**Goal:**
Write out the full listing again, exactly as it stands.

**Recorded information:**
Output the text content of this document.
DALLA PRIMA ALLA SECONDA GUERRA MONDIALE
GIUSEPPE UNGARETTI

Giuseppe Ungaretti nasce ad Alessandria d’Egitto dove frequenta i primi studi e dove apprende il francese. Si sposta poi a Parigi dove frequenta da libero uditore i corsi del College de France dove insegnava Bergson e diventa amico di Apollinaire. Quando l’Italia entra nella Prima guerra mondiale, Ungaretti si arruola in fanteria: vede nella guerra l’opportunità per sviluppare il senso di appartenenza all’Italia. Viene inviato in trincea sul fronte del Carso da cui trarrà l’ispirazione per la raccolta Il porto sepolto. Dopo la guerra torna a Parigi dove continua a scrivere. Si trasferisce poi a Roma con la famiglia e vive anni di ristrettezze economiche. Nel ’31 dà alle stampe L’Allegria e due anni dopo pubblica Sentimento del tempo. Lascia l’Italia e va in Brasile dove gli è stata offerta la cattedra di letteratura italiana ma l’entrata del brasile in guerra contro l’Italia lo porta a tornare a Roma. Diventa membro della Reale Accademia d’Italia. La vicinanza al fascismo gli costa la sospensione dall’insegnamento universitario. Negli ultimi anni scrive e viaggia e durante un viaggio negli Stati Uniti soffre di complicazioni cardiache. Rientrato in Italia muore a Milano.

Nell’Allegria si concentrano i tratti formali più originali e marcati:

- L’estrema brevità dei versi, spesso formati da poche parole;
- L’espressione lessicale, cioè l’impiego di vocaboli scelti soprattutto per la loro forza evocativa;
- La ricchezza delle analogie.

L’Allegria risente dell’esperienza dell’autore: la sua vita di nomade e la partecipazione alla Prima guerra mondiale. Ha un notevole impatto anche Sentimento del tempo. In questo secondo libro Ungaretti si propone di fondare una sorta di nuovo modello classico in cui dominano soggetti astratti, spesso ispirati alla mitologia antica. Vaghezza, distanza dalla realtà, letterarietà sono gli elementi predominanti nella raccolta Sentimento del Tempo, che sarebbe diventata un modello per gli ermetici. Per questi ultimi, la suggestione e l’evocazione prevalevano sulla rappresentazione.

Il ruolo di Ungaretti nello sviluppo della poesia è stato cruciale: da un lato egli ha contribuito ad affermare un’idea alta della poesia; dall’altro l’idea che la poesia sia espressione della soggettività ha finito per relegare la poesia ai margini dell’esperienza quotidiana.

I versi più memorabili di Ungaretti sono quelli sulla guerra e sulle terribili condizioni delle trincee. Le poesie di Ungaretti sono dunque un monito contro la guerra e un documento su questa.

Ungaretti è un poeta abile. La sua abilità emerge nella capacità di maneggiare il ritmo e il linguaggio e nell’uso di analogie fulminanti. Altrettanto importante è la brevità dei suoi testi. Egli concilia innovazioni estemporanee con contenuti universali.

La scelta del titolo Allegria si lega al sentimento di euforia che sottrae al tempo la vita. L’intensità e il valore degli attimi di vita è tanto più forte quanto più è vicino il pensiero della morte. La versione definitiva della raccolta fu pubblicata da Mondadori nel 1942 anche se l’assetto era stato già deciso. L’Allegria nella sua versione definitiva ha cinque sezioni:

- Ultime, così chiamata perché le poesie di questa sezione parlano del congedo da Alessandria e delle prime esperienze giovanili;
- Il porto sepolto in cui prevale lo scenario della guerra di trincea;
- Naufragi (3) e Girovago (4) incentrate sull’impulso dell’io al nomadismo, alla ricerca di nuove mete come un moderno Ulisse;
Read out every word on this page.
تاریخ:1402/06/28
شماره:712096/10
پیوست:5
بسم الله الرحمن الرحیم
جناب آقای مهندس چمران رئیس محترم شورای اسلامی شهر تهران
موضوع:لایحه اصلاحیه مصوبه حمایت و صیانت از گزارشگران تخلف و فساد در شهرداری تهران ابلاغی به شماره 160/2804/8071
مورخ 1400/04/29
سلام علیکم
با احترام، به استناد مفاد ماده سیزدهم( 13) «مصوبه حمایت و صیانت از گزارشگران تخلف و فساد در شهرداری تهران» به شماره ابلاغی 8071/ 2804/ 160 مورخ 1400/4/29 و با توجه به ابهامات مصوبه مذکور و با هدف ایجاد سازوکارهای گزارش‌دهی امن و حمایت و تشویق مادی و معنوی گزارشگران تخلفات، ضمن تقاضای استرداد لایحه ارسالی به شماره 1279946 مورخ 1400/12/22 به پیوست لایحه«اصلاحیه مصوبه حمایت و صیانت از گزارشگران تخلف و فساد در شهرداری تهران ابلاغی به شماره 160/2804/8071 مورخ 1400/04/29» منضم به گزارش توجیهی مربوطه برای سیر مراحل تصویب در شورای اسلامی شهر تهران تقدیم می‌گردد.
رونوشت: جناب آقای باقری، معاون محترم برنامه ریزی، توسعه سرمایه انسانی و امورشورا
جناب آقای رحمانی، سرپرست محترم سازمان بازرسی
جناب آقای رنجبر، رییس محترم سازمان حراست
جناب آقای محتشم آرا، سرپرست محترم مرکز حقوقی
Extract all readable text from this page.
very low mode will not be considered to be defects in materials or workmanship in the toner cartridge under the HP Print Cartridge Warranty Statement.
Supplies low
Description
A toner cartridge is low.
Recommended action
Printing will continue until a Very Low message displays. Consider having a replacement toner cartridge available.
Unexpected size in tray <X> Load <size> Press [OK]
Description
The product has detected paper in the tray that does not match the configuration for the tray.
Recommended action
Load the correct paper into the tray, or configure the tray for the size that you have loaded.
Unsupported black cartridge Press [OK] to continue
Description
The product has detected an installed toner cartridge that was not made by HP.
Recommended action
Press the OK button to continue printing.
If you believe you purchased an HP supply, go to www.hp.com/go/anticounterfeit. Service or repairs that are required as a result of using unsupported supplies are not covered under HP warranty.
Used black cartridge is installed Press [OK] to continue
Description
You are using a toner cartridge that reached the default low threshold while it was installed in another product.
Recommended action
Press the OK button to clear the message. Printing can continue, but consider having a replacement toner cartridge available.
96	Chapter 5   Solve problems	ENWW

**Finished answer:**
Output the text content of this document.
DALLA PRIMA ALLA SECONDA GUERRA MONDIALE
GIUSEPPE UNGARETTI

Giuseppe Ungaretti nasce ad Alessandria d’Egitto dove frequenta i primi studi e dove apprende il francese. Si sposta poi a Parigi dove frequenta da libero uditore i corsi del College de France dove insegnava Bergson e diventa amico di Apollinaire. Quando l’Italia entra nella Prima guerra mondiale, Ungaretti si arruola in fanteria: vede nella guerra l’opportunità per sviluppare il senso di appartenenza all’Italia. Viene inviato in trincea sul fronte del Carso da cui trarrà l’ispirazione per la raccolta Il porto sepolto. Dopo la guerra torna a Parigi dove continua a scrivere. Si trasferisce poi a Roma con la famiglia e vive anni di ristrettezze economiche. Nel ’31 dà alle stampe L’Allegria e due anni dopo pubblica Sentimento del tempo. Lascia l’Italia e va in Brasile dove gli è stata offerta la cattedra di letteratura italiana ma l’entrata del brasile in guerra contro l’Italia lo porta a tornare a Roma. Diventa membro della Reale Accademia d’Italia. La vicinanza al fascismo gli costa la sospensione dall’insegnamento universitario. Negli ultimi anni scrive e viaggia e durante un viaggio negli Stati Uniti soffre di complicazioni cardiache. Rientrato in Italia muore a Milano.

Nell’Allegria si concentrano i tratti formali più originali e marcati:

- L’estrema brevità dei versi, spesso formati da poche parole;
- L’espressione lessicale, cioè l’impiego di vocaboli scelti soprattutto per la loro forza evocativa;
- La ricchezza delle analogie.

L’Allegria risente dell’esperienza dell’autore: la sua vita di nomade e la partecipazione alla Prima guerra mondiale. Ha un notevole impatto anche Sentimento del tempo. In questo secondo libro Ungaretti si propone di fondare una sorta di nuovo modello classico in cui dominano soggetti astratti, spesso ispirati alla mitologia antica. Vaghezza, distanza dalla realtà, letterarietà sono gli elementi predominanti nella raccolta Sentimento del Tempo, che sarebbe diventata un modello per gli ermetici. Per questi ultimi, la suggestione e l’evocazione prevalevano sulla rappresentazione.

Il ruolo di Ungaretti nello sviluppo della poesia è stato cruciale: da un lato egli ha contribuito ad affermare un’idea alta della poesia; dall’altro l’idea che la poesia sia espressione della soggettività ha finito per relegare la poesia ai margini dell’esperienza quotidiana.

I versi più memorabili di Ungaretti sono quelli sulla guerra e sulle terribili condizioni delle trincee. Le poesie di Ungaretti sono dunque un monito contro la guerra e un documento su questa.

Ungaretti è un poeta abile. La sua abilità emerge nella capacità di maneggiare il ritmo e il linguaggio e nell’uso di analogie fulminanti. Altrettanto importante è la brevità dei suoi testi. Egli concilia innovazioni estemporanee con contenuti universali.

La scelta del titolo Allegria si lega al sentimento di euforia che sottrae al tempo la vita. L’intensità e il valore degli attimi di vita è tanto più forte quanto più è vicino il pensiero della morte. La versione definitiva della raccolta fu pubblicata da Mondadori nel 1942 anche se l’assetto era stato già deciso. L’Allegria nella sua versione definitiva ha cinque sezioni:

- Ultime, così chiamata perché le poesie di questa sezione parlano del congedo da Alessandria e delle prime esperienze giovanili;
- Il porto sepolto in cui prevale lo scenario della guerra di trincea;
- Naufragi (3) e Girovago (4) incentrate sull’impulso dell’io al nomadismo, alla ricerca di nuove mete come un moderno Ulisse;
Read out every word on this page.
تاریخ:1402/06/28
شماره:712096/10
پیوست:5
بسم الله الرحمن الرحیم
جناب آقای مهندس چمران رئیس محترم شورای اسلامی شهر تهران
موضوع:لایحه اصلاحیه مصوبه حمایت و صیانت از گزارشگران تخلف و فساد در شهرداری تهران ابلاغی به شماره 160/2804/8071
مورخ 1400/04/29
سلام علیکم
با احترام، به استناد مفاد ماده سیزدهم( 13) «مصوبه حمایت و صیانت از گزارشگران تخلف و فساد در شهرداری تهران» به شماره ابلاغی 8071/ 2804/ 160 مورخ 1400/4/29 و با توجه به ابهامات مصوبه مذکور و با هدف ایجاد سازوکارهای گزارش‌دهی امن و حمایت و تشویق مادی و معنوی گزارشگران تخلفات، ضمن تقاضای استرداد لایحه ارسالی به شماره 1279946 مورخ 1400/12/22 به پیوست لایحه«اصلاحیه مصوبه حمایت و صیانت از گزارشگران تخلف و فساد در شهرداری تهران ابلاغی به شماره 160/2804/8071 مورخ 1400/04/29» منضم به گزارش توجیهی مربوطه برای سیر مراحل تصویب در شورای اسلامی شهر تهران تقدیم می‌گردد.
رونوشت: جناب آقای باقری، معاون محترم برنامه ریزی، توسعه سرمایه انسانی و امورشورا
جناب آقای رحمانی، سرپرست محترم سازمان بازرسی
جناب آقای رنجبر، رییس محترم سازمان حراست
جناب آقای محتشم آرا، سرپرست محترم مرکز حقوقی
Extract all readable text from this page.
very low mode will not be considered to be defects in materials or workmanship in the toner cartridge under the HP Print Cartridge Warranty Statement.
Supplies low
Description
A toner cartridge is low.
Recommended action
Printing will continue until a Very Low message displays. Consider having a replacement toner cartridge available.
Unexpected size in tray <X> Load <size> Press [OK]
Description
The product has detected paper in the tray that does not match the configuration for the tray.
Recommended action
Load the correct paper into the tray, or configure the tray for the size that you have loaded.
Unsupported black cartridge Press [OK] to continue
Description
The product has detected an installed toner cartridge that was not made by HP.
Recommended action
Press the OK button to continue printing.
If you believe you purchased an HP supply, go to www.hp.com/go/anticounterfeit. Service or repairs that are required as a result of using unsupported supplies are not covered under HP warranty.
Used black cartridge is installed Press [OK] to continue
Description
You are using a toner cartridge that reached the default low threshold while it was installed in another product.
Recommended action
Press the OK button to clear the message. Printing can continue, but consider having a replacement toner cartridge available.
96	Chapter 5   Solve problems	ENWW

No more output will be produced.